(Structured figure records)
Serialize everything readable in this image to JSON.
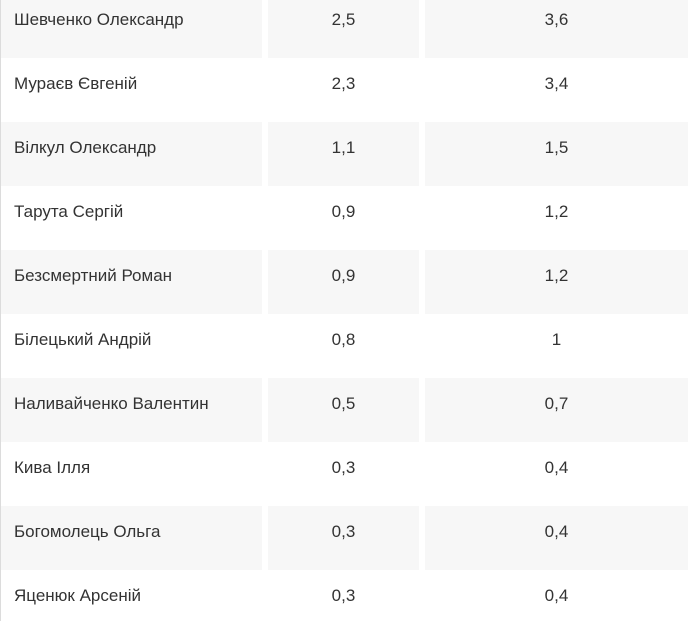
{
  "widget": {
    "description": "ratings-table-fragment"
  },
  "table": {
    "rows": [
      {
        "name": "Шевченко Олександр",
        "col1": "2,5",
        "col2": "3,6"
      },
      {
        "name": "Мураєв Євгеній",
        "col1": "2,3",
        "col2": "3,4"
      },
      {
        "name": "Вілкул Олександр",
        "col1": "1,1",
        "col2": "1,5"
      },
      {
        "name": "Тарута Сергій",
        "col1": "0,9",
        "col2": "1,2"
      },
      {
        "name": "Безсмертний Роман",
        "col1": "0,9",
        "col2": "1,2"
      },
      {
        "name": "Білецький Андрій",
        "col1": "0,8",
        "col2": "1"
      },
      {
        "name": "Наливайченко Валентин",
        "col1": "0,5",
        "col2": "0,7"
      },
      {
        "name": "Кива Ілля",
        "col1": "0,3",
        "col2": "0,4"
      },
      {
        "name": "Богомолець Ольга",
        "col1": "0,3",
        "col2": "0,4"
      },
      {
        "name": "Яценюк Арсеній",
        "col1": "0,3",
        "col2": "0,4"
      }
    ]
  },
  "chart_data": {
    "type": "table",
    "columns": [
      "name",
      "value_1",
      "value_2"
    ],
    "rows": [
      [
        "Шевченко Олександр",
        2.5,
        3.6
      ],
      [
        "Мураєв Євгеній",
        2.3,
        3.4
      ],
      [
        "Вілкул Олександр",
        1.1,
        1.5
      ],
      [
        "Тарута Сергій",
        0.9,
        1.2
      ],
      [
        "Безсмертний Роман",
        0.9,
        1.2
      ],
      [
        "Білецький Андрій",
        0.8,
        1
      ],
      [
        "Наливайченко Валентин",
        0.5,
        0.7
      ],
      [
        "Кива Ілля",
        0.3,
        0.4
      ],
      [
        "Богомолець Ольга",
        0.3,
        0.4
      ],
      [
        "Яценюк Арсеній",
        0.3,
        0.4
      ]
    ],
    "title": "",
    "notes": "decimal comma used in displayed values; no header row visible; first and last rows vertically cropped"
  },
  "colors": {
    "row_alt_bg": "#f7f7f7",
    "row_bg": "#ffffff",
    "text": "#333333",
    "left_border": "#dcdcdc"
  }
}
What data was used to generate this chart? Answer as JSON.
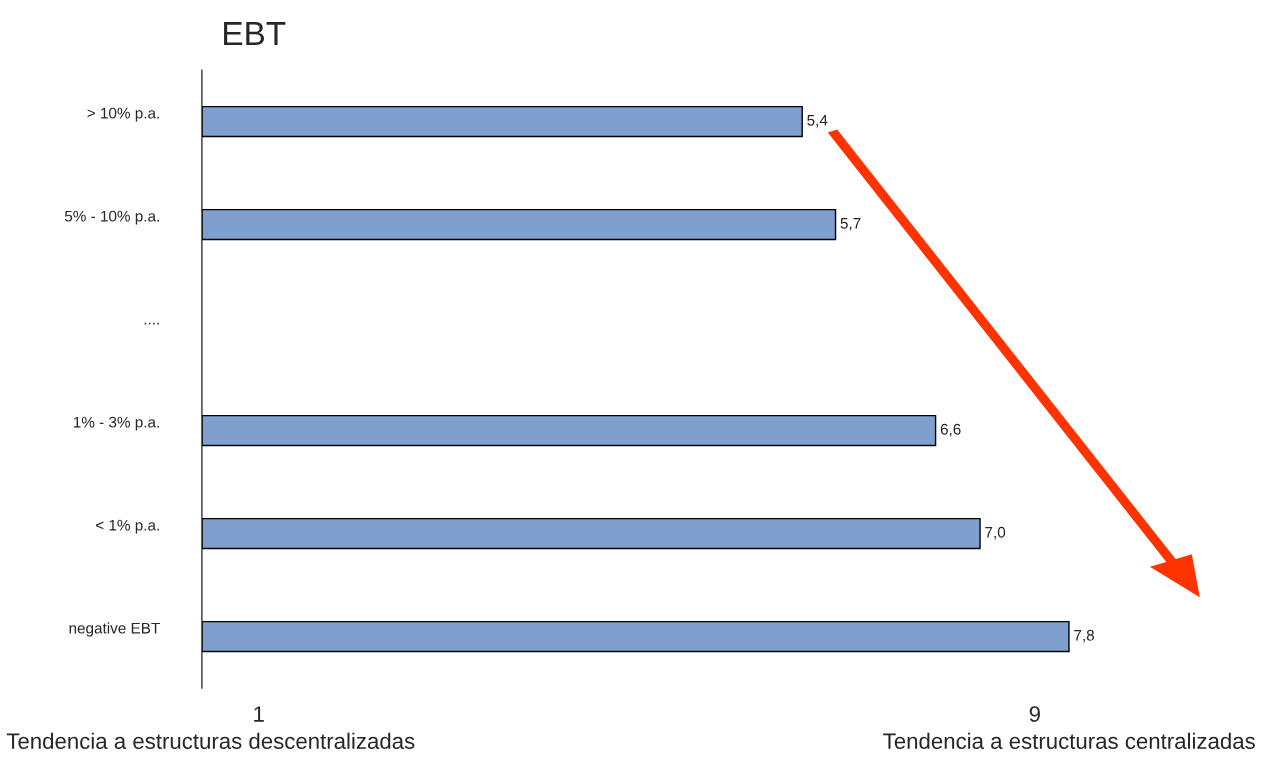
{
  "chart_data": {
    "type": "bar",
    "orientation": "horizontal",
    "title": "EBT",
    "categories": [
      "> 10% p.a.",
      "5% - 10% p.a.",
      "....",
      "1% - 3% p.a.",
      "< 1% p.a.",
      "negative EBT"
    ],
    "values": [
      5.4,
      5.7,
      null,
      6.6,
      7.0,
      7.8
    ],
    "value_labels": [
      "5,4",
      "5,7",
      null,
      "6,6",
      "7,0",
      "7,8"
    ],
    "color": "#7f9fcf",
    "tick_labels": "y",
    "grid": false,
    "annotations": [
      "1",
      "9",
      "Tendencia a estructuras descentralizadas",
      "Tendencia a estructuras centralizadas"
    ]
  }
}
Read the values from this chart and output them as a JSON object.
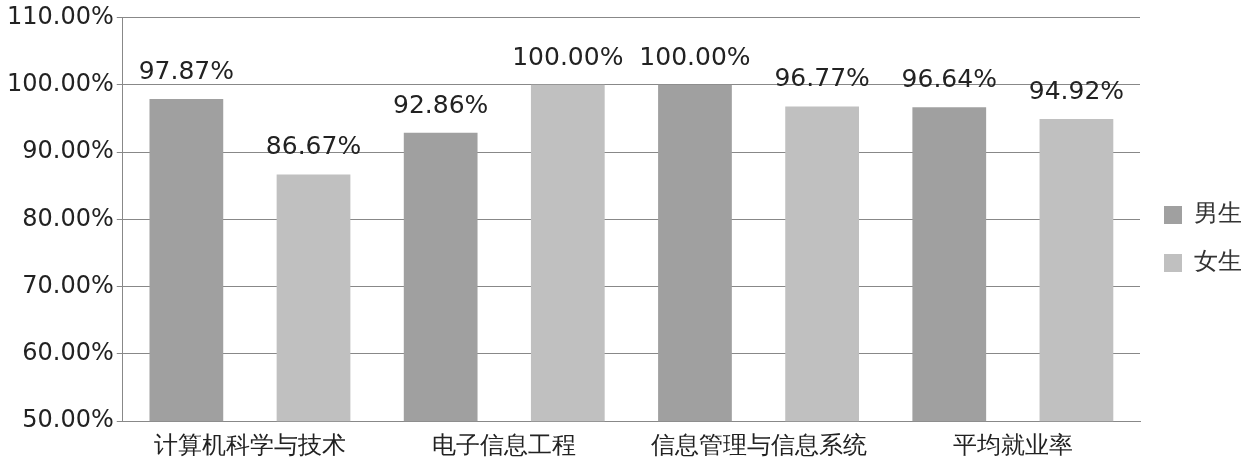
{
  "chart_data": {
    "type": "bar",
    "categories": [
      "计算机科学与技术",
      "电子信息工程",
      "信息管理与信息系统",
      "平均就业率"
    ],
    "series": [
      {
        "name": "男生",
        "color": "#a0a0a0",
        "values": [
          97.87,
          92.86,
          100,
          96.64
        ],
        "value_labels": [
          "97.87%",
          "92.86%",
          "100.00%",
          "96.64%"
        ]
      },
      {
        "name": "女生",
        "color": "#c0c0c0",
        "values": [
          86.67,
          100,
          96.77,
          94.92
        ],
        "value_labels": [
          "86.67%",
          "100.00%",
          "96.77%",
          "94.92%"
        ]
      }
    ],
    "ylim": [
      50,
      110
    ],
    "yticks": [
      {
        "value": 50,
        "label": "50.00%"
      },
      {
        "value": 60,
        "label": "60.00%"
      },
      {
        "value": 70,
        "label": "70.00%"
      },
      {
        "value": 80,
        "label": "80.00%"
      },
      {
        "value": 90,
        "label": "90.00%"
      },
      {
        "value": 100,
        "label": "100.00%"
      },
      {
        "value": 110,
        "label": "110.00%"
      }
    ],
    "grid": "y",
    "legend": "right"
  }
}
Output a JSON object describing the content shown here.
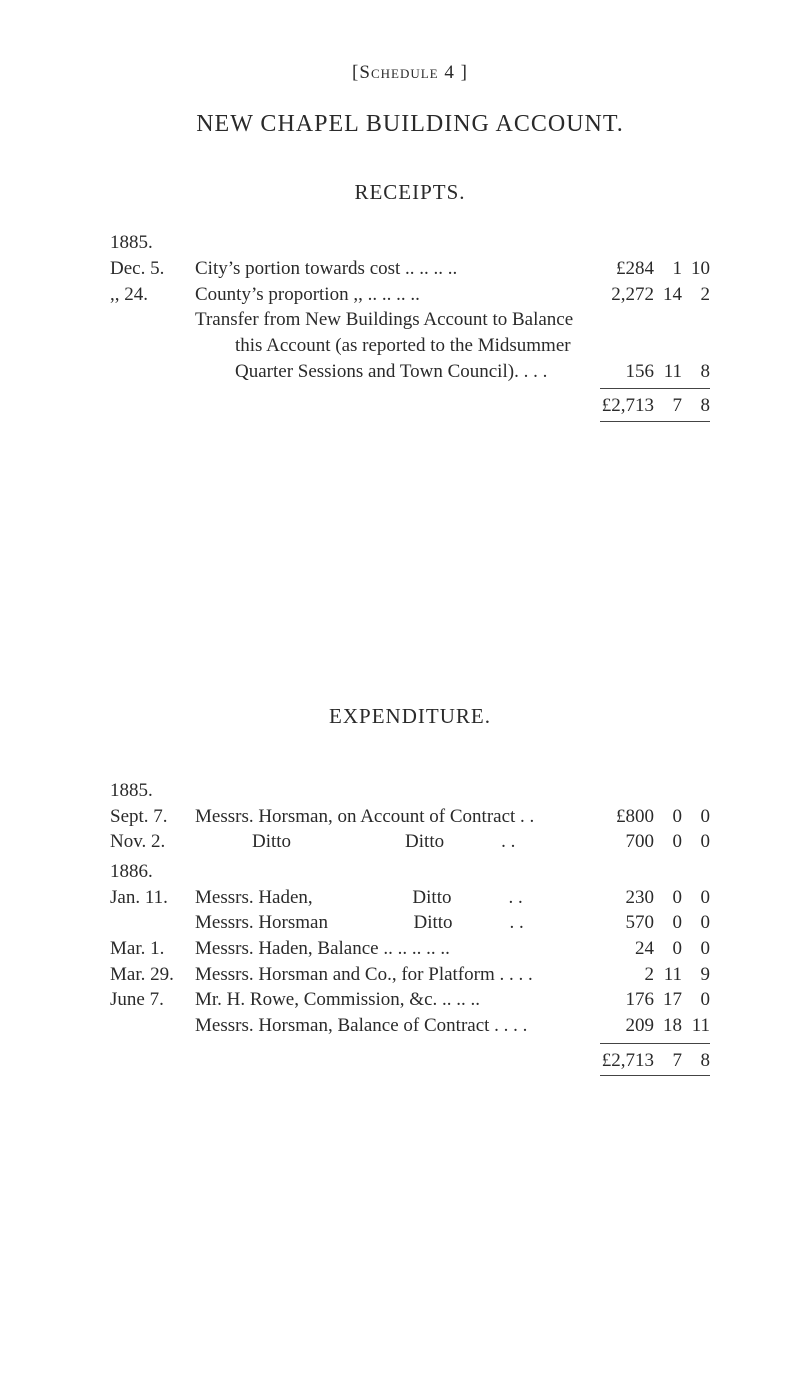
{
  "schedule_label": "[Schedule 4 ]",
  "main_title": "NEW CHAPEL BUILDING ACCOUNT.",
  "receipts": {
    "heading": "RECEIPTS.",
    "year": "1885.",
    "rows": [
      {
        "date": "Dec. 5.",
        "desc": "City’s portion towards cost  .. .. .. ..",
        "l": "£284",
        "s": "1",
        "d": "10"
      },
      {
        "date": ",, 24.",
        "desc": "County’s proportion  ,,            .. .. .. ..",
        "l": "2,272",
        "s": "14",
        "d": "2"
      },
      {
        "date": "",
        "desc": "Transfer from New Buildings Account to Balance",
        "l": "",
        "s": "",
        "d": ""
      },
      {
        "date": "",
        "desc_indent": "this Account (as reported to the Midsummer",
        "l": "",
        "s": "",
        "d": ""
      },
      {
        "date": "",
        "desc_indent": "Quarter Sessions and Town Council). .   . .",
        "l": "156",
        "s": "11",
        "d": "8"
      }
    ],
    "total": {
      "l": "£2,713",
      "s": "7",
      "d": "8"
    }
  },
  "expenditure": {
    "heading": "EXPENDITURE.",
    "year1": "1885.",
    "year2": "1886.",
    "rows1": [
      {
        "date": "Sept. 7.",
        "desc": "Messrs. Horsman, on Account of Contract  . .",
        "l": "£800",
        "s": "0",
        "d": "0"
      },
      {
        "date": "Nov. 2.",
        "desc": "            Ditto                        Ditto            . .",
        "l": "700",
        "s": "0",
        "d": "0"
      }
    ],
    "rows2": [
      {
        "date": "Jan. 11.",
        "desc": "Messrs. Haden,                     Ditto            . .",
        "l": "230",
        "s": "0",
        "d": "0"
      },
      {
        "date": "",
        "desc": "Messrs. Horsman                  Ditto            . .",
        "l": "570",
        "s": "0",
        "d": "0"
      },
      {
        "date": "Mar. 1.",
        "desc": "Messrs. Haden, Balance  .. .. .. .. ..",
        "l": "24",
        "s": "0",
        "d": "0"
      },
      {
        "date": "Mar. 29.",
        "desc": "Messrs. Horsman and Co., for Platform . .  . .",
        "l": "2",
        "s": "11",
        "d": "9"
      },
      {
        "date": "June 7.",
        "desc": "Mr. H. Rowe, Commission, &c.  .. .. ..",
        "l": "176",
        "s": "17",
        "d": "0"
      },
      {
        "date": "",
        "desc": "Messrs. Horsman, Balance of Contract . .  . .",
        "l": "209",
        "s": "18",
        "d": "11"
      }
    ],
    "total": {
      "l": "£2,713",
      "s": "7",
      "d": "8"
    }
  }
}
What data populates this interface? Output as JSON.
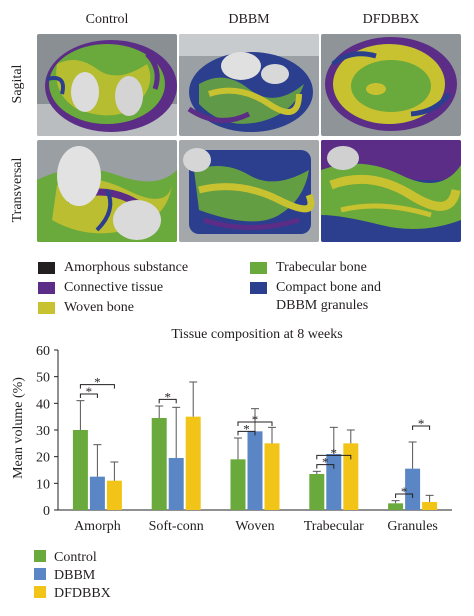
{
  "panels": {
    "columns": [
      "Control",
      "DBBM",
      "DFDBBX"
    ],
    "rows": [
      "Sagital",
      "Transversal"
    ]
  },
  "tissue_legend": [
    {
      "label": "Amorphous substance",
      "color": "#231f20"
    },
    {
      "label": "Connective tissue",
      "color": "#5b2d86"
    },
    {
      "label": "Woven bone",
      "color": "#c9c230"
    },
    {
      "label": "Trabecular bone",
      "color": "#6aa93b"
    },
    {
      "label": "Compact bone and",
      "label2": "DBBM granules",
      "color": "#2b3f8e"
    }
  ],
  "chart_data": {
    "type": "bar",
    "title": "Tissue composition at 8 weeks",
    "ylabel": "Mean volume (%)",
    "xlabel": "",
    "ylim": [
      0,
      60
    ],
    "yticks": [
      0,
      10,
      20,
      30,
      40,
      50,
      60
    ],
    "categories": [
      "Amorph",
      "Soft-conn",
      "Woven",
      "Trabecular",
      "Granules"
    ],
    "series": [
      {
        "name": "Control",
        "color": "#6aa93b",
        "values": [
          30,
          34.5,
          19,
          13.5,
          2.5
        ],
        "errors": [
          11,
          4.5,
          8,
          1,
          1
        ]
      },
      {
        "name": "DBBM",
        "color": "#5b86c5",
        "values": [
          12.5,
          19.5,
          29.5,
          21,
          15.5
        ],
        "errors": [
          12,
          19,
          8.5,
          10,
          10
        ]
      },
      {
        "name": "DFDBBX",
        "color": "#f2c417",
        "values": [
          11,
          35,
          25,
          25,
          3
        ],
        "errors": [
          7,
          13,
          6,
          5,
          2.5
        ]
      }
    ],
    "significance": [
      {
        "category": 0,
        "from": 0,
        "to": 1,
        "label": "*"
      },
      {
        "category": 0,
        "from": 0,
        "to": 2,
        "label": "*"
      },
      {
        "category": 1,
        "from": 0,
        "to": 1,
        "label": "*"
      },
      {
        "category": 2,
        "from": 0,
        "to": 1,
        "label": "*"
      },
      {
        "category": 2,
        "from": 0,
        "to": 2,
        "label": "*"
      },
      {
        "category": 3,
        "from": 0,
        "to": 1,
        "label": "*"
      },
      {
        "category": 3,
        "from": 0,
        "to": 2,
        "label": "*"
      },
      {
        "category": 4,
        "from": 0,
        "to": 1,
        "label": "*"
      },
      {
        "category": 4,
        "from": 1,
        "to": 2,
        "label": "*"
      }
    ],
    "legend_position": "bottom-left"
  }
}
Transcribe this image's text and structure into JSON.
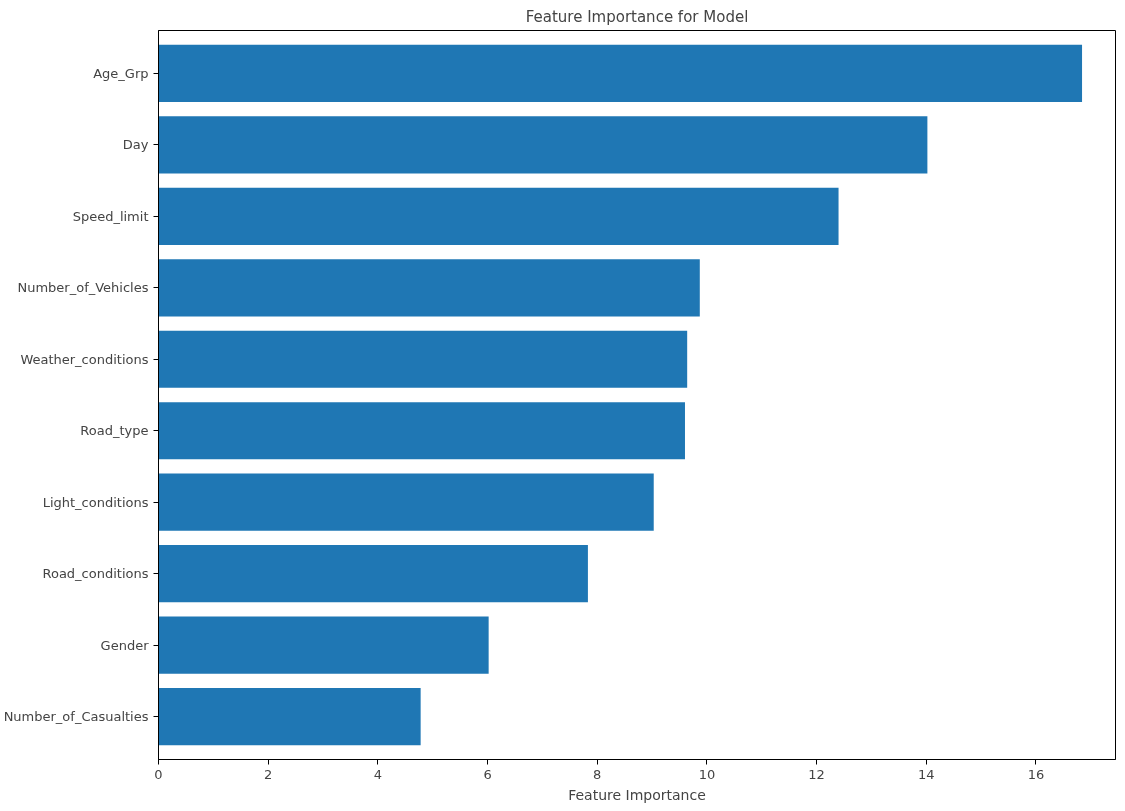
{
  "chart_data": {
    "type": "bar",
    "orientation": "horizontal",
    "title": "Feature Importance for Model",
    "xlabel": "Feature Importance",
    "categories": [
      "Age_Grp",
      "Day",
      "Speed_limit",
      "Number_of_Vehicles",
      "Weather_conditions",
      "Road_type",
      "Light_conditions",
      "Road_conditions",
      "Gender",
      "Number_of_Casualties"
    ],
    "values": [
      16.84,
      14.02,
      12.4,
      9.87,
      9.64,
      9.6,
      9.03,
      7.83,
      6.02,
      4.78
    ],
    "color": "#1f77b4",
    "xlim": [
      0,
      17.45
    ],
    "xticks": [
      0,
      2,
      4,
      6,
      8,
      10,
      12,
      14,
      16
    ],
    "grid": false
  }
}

TASK GOAL:
Locate the string "Наливайченко" in the listing above and copy every line where it occurs.

FINAL ANSWER:
        "name": "Наливайченко Валентин",
        "Наливайченко Валентин",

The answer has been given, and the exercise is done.